INSTRUCTION:
Scan the entries below for the word "Power". Copy each line that has it.

[Figure content listings]
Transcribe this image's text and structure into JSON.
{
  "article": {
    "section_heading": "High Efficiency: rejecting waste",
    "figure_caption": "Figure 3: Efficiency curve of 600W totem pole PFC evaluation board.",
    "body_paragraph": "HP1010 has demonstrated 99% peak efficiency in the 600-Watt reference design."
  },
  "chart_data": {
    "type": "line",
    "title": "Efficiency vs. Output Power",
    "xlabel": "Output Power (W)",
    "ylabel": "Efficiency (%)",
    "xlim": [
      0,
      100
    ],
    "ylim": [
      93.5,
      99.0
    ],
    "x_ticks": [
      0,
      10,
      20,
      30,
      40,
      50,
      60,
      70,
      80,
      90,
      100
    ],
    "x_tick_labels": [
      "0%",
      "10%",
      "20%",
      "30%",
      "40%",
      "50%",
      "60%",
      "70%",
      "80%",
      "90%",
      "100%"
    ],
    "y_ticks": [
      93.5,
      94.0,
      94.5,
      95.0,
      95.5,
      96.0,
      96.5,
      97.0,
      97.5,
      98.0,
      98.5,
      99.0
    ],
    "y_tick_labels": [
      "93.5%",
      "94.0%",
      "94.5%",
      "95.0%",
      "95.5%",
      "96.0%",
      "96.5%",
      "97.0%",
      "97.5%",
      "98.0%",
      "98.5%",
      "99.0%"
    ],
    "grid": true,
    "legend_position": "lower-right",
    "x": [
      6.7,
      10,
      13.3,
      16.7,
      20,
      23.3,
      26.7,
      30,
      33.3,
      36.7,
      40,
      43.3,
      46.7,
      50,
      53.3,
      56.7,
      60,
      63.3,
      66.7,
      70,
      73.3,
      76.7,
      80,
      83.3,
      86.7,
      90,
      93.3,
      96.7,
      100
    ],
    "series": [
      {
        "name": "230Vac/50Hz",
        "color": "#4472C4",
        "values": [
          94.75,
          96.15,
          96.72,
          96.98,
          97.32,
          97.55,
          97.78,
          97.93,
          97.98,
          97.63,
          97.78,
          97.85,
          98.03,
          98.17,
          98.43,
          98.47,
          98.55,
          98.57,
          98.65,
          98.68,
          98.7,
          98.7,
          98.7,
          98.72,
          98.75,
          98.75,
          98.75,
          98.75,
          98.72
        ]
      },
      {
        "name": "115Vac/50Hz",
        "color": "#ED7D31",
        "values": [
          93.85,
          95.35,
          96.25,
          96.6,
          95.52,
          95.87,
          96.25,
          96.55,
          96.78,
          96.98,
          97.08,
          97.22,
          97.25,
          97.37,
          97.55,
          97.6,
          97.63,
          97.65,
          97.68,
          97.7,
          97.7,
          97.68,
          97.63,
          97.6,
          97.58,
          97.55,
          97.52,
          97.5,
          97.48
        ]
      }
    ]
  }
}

SOLUTION TO THIS PROBLEM:
    "title": "Efficiency vs. Output Power",
    "xlabel": "Output Power (W)",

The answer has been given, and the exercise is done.